# Data extracted from a collection

--- Start ---

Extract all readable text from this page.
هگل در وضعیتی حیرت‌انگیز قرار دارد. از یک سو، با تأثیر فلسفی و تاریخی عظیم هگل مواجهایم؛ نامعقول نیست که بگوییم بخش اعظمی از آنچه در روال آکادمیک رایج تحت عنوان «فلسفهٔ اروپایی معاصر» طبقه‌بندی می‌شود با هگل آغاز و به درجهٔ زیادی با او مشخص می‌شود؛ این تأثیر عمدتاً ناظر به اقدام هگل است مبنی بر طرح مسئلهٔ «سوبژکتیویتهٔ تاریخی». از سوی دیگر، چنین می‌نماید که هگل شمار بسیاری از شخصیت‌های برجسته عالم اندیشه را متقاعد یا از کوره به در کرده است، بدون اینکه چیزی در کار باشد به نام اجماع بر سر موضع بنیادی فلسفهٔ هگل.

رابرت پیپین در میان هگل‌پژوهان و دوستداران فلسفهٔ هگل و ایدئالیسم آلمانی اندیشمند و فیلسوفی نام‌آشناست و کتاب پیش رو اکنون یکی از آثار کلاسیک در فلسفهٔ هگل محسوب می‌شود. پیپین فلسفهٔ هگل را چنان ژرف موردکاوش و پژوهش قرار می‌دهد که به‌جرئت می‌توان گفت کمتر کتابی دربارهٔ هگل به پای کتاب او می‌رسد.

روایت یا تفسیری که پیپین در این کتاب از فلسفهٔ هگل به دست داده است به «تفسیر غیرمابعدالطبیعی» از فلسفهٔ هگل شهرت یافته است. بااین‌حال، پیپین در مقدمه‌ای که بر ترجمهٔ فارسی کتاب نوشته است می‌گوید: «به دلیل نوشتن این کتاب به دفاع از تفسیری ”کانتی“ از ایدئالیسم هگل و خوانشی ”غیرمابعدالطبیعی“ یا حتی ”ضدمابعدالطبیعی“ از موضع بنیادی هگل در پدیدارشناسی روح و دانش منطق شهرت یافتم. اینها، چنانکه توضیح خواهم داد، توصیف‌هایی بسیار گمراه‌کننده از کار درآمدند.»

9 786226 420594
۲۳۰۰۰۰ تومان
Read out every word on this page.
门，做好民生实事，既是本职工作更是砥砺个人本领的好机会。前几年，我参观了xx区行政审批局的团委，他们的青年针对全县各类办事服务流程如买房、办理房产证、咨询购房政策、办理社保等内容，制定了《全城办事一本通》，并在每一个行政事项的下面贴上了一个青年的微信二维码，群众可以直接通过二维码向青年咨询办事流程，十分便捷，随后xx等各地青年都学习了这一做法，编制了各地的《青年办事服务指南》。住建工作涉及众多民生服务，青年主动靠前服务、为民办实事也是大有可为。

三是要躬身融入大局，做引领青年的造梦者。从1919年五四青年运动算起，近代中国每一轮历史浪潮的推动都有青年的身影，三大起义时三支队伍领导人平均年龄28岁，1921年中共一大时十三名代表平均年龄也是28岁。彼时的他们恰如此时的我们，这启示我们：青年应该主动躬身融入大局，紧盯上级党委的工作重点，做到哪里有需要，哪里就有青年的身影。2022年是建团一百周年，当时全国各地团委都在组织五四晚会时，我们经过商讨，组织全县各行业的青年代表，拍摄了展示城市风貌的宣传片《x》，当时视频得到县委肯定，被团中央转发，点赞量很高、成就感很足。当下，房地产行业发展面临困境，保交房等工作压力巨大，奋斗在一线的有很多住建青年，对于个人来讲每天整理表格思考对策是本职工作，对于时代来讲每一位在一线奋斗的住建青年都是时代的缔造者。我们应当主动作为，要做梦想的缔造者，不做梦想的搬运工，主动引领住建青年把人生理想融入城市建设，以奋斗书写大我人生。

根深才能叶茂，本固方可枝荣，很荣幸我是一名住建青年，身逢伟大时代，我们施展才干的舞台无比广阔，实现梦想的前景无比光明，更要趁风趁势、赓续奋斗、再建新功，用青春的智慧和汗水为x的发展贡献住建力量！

--- End ---

Copy out the data shown above without altering anything.

# Answer in full
Extract all readable text from this page.
هگل در وضعیتی حیرت‌انگیز قرار دارد. از یک سو، با تأثیر فلسفی و تاریخی عظیم هگل مواجهایم؛ نامعقول نیست که بگوییم بخش اعظمی از آنچه در روال آکادمیک رایج تحت عنوان «فلسفهٔ اروپایی معاصر» طبقه‌بندی می‌شود با هگل آغاز و به درجهٔ زیادی با او مشخص می‌شود؛ این تأثیر عمدتاً ناظر به اقدام هگل است مبنی بر طرح مسئلهٔ «سوبژکتیویتهٔ تاریخی». از سوی دیگر، چنین می‌نماید که هگل شمار بسیاری از شخصیت‌های برجسته عالم اندیشه را متقاعد یا از کوره به در کرده است، بدون اینکه چیزی در کار باشد به نام اجماع بر سر موضع بنیادی فلسفهٔ هگل.

رابرت پیپین در میان هگل‌پژوهان و دوستداران فلسفهٔ هگل و ایدئالیسم آلمانی اندیشمند و فیلسوفی نام‌آشناست و کتاب پیش رو اکنون یکی از آثار کلاسیک در فلسفهٔ هگل محسوب می‌شود. پیپین فلسفهٔ هگل را چنان ژرف موردکاوش و پژوهش قرار می‌دهد که به‌جرئت می‌توان گفت کمتر کتابی دربارهٔ هگل به پای کتاب او می‌رسد.

روایت یا تفسیری که پیپین در این کتاب از فلسفهٔ هگل به دست داده است به «تفسیر غیرمابعدالطبیعی» از فلسفهٔ هگل شهرت یافته است. بااین‌حال، پیپین در مقدمه‌ای که بر ترجمهٔ فارسی کتاب نوشته است می‌گوید: «به دلیل نوشتن این کتاب به دفاع از تفسیری ”کانتی“ از ایدئالیسم هگل و خوانشی ”غیرمابعدالطبیعی“ یا حتی ”ضدمابعدالطبیعی“ از موضع بنیادی هگل در پدیدارشناسی روح و دانش منطق شهرت یافتم. اینها، چنانکه توضیح خواهم داد، توصیف‌هایی بسیار گمراه‌کننده از کار درآمدند.»

9 786226 420594
۲۳۰۰۰۰ تومان
Read out every word on this page.
门，做好民生实事，既是本职工作更是砥砺个人本领的好机会。前几年，我参观了xx区行政审批局的团委，他们的青年针对全县各类办事服务流程如买房、办理房产证、咨询购房政策、办理社保等内容，制定了《全城办事一本通》，并在每一个行政事项的下面贴上了一个青年的微信二维码，群众可以直接通过二维码向青年咨询办事流程，十分便捷，随后xx等各地青年都学习了这一做法，编制了各地的《青年办事服务指南》。住建工作涉及众多民生服务，青年主动靠前服务、为民办实事也是大有可为。

三是要躬身融入大局，做引领青年的造梦者。从1919年五四青年运动算起，近代中国每一轮历史浪潮的推动都有青年的身影，三大起义时三支队伍领导人平均年龄28岁，1921年中共一大时十三名代表平均年龄也是28岁。彼时的他们恰如此时的我们，这启示我们：青年应该主动躬身融入大局，紧盯上级党委的工作重点，做到哪里有需要，哪里就有青年的身影。2022年是建团一百周年，当时全国各地团委都在组织五四晚会时，我们经过商讨，组织全县各行业的青年代表，拍摄了展示城市风貌的宣传片《x》，当时视频得到县委肯定，被团中央转发，点赞量很高、成就感很足。当下，房地产行业发展面临困境，保交房等工作压力巨大，奋斗在一线的有很多住建青年，对于个人来讲每天整理表格思考对策是本职工作，对于时代来讲每一位在一线奋斗的住建青年都是时代的缔造者。我们应当主动作为，要做梦想的缔造者，不做梦想的搬运工，主动引领住建青年把人生理想融入城市建设，以奋斗书写大我人生。

根深才能叶茂，本固方可枝荣，很荣幸我是一名住建青年，身逢伟大时代，我们施展才干的舞台无比广阔，实现梦想的前景无比光明，更要趁风趁势、赓续奋斗、再建新功，用青春的智慧和汗水为x的发展贡献住建力量！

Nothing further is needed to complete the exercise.